• Objective:
Select from the data all lines with the word "automatiskt".

--------------------------------

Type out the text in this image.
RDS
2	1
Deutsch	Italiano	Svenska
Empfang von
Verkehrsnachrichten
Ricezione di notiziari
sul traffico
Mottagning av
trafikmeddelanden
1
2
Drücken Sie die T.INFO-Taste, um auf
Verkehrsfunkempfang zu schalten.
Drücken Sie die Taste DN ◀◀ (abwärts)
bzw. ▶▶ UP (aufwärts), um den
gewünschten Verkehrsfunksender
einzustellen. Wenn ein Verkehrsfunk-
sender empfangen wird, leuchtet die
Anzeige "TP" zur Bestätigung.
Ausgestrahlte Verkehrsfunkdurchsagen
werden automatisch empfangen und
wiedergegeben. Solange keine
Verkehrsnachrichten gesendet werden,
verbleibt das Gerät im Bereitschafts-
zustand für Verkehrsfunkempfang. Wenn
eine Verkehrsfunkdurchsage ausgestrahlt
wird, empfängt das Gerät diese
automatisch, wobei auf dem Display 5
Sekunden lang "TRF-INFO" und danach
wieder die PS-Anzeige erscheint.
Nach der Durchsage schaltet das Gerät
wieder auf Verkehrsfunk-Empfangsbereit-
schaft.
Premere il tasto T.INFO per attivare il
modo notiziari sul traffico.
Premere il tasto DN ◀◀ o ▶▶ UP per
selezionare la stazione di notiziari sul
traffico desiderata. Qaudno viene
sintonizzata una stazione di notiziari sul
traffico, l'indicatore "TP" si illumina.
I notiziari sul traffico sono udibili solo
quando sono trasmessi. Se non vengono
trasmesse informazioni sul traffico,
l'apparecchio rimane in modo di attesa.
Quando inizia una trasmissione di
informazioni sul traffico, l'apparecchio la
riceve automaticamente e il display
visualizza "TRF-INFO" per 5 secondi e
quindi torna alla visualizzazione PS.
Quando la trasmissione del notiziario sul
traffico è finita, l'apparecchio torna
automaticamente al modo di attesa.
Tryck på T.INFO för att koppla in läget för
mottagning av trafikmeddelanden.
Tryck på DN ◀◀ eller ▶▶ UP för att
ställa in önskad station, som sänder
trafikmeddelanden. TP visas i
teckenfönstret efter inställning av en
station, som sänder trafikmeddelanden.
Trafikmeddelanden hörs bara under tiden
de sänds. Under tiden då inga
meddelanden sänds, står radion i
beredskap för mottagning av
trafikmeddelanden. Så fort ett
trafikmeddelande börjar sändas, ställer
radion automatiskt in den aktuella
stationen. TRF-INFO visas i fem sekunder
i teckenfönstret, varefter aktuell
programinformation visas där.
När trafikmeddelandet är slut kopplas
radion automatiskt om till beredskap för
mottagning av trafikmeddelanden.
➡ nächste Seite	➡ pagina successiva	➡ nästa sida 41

--------------------------------

• Written reply:
radion automatiskt in den aktuella
radion automatiskt om till beredskap för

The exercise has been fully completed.